### [STUDY TEXT]
■ ■ ■

The May 1966 Prime Minister's secretary letter re
HIBAL risks that give no support to
a HIBAL explanation for the Westall incident a month earlier.
The Prime Minister's secretary letter of 6
May 1966 is located in the Department of Defence file (originally classified
Secret) "Stratosphere Monitoring for Radioactivity (ASHCAN) (HIBAL)"
accessible digitally at the National Archives of Australia due to Keith
Basterfield’s diligent research work (See NAA: A6456, R190/017). Given the original SECRET classification of
the file the absence of any reference to HIBAL initiated hazard or security
concerns related to Westall during April 1966 suggests strongly that no such
incident occurred. A number witnesses of the Westall incident report a heavy
hand of what seemed like officially mediated coverup. If it was at all HIBAL related matter the
Defence file would have contained references to it or at the very least an
escalation in the security and liability fallout. Instead what is seen is a dense bureaucratic
dialogue being slowly resolved to permit the HIBAL programme to continue with
continual references to minimal risks.
No references to a crisis at Westall caused by a messy HIBAL containment
and retrieval suggest a logical conclusion: There was no HIBAL event at Westall
on 6 April 1966.
Examining the HIBAL
Westall hypothesis is a worthwhile exercise, however careful consideration of context,
detail and evidence should inform the debate. Keith Basterfield’s research certainly told
me a lot about the HIBAL project, but it confirmed for me, on the current
information, that it may provide intriguing information about high altitude“UFO” sightings, but nothing about the Westall incident being caused by a HIBAL
flight gone wrong.
A scenario like the
HIBAL hypothesis might take flight if you ignore or reject a lot of impressive
eyewitness testimony or only utilise suggestive fragments of the fuller story
rather than consider the general convergence or coherency of much of the
Westall testimony, some of it revealed in 1966 and 1967, and much more since
then, particularly in the last decade, primarily through Canberra researcher
Shane Ryan’s focus of the Westall story.
Ken McCracken was
involved in HIBAL as a scientist from Adelaide University from at least 1965 to
1968. In his memoir "Blast Off -
Scientific adventures at the Dawn of the Space Age" (2008) Professor
McCracken wrote a chapter entitled "Little
Green Men and other Weird Tales" where he tells of "the most famous occasion"
when flying saucers or UFOs factored into his scientific adventures. It was a
HIBAL launch and it wasn't Westall in 1966. In fact it was 1968 and Sydney was involved.

■ ■ ■

(Document structure recognition data)
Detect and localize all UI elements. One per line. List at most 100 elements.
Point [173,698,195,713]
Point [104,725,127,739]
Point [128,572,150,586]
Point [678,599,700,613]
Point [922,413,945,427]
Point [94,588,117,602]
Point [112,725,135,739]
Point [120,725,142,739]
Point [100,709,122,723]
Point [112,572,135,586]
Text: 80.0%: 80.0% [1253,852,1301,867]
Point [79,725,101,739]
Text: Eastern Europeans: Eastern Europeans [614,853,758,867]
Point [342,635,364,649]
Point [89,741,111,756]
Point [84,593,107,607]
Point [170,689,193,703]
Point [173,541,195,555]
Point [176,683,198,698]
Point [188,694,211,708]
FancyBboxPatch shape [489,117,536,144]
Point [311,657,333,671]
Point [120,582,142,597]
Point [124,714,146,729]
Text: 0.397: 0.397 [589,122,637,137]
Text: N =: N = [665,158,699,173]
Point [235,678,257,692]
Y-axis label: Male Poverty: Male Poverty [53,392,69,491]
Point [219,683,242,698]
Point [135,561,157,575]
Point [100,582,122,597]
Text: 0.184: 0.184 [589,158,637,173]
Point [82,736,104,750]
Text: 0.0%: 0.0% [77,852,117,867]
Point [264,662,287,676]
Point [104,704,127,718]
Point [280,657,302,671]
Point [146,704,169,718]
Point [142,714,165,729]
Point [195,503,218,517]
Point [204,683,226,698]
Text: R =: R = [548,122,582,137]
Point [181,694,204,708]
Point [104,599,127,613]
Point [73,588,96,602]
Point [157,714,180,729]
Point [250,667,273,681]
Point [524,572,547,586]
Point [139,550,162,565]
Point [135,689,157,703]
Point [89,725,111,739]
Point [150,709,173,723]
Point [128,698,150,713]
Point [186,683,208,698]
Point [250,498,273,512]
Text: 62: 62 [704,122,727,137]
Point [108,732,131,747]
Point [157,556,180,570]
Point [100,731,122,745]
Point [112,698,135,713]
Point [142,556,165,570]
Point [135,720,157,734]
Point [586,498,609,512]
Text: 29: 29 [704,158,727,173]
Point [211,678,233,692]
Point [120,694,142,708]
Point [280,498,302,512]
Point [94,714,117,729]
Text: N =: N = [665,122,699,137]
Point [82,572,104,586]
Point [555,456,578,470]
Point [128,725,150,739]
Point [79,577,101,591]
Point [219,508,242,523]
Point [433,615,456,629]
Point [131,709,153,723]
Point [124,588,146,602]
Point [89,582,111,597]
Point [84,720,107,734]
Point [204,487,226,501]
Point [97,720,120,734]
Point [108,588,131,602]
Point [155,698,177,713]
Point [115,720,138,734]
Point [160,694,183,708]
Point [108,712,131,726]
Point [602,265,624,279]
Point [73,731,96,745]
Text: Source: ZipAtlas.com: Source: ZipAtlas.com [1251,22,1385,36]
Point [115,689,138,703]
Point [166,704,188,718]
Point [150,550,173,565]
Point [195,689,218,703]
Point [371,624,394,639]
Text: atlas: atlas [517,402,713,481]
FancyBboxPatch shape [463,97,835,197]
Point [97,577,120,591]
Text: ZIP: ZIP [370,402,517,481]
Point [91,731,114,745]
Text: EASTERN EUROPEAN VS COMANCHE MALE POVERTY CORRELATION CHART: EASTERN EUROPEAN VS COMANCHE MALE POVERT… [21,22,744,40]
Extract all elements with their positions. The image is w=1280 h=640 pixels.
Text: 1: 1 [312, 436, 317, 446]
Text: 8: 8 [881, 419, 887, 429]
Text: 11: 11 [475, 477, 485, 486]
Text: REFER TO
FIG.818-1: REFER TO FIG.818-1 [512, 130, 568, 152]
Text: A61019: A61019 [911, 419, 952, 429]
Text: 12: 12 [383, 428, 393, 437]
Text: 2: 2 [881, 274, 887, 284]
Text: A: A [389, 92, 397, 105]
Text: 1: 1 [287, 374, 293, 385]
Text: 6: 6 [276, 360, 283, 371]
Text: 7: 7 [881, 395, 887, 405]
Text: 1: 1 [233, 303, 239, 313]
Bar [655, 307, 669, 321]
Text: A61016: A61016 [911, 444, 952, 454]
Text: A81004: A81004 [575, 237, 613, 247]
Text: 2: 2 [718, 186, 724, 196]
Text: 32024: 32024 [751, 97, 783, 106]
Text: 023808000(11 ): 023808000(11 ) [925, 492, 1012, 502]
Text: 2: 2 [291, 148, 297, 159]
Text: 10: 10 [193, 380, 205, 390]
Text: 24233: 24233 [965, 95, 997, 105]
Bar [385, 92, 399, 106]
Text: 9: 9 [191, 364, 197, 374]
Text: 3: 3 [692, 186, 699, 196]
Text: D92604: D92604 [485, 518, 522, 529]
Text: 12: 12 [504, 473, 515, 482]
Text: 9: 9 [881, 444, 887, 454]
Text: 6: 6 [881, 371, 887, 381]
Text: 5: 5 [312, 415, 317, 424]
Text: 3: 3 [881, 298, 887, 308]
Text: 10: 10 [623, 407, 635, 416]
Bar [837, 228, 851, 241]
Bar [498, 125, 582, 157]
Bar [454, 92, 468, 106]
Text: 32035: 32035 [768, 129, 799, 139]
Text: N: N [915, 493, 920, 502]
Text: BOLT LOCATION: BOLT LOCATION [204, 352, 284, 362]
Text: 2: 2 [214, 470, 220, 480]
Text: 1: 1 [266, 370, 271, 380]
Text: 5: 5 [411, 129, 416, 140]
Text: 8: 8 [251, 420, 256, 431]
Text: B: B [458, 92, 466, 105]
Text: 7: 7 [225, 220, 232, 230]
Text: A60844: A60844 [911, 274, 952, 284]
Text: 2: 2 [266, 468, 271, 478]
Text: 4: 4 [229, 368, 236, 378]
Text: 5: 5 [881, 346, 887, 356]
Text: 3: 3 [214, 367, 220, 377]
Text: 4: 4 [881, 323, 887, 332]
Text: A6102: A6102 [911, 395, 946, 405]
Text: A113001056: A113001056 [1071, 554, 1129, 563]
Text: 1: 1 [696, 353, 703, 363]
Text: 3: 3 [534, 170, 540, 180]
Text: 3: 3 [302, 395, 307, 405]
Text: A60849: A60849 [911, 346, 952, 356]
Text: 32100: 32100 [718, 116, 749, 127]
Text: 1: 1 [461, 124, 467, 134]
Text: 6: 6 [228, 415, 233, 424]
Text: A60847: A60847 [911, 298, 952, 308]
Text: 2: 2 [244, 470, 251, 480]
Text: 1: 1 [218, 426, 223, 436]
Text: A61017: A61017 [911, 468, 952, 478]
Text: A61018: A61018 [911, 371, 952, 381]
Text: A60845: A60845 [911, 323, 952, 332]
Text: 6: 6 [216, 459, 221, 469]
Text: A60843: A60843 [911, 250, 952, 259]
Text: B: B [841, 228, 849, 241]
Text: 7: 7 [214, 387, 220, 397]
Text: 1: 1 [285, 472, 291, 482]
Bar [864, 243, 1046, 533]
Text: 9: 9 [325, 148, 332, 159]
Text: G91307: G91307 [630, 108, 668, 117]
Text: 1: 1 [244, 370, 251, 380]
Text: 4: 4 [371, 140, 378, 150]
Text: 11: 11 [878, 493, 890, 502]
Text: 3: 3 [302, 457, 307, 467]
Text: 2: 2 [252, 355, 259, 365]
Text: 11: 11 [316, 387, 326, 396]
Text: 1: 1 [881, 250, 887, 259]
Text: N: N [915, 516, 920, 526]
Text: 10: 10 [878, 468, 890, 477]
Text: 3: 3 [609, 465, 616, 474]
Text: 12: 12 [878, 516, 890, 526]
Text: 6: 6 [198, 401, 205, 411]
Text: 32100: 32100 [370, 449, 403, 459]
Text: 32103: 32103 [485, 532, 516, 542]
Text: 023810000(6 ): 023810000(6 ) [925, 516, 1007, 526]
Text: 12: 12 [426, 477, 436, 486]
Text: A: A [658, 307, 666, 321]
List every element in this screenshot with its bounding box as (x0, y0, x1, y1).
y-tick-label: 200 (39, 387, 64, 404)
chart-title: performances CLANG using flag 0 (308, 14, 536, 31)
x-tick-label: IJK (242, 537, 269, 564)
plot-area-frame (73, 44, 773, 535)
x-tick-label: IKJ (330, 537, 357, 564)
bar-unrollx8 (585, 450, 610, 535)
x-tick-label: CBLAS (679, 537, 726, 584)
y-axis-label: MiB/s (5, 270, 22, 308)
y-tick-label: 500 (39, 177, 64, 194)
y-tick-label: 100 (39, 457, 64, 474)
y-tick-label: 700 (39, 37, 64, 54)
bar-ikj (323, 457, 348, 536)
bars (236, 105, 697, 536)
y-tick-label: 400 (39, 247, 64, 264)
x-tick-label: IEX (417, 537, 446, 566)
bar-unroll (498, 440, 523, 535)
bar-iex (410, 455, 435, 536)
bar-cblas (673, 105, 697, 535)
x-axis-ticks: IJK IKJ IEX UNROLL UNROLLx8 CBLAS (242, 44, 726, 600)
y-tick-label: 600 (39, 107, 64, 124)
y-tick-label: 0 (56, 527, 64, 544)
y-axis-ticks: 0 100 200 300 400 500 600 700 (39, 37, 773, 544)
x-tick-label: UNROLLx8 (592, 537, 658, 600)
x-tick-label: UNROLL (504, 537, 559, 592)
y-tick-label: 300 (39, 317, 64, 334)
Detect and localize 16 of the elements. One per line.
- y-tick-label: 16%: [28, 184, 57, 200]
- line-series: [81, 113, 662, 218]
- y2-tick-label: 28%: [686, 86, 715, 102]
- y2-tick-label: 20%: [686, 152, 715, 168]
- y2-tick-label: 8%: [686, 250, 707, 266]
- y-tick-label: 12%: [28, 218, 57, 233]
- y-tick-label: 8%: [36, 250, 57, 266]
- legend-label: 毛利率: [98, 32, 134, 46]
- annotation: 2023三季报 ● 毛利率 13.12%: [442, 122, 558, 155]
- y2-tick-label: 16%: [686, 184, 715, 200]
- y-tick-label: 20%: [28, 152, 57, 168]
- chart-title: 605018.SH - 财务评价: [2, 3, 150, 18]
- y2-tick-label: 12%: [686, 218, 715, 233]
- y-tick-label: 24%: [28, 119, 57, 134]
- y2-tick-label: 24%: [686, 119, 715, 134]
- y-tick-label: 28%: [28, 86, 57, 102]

■ ■ ■

### [TASK DIRECTIONS]
Answer these questions about the Westall incident text above, giving each answer on its own line.
1. On what date was the Prime Minister's secretary letter written?
2. Which Canberra researcher is named as focusing on the Westall story?
3. What is the title of the chapter in Ken McCracken's memoir that tells of flying saucers or UFOs?

### [RESPONSE]
1. 6 May 1966
2. Shane Ryan
3. "Little Green Men and other Weird Tales"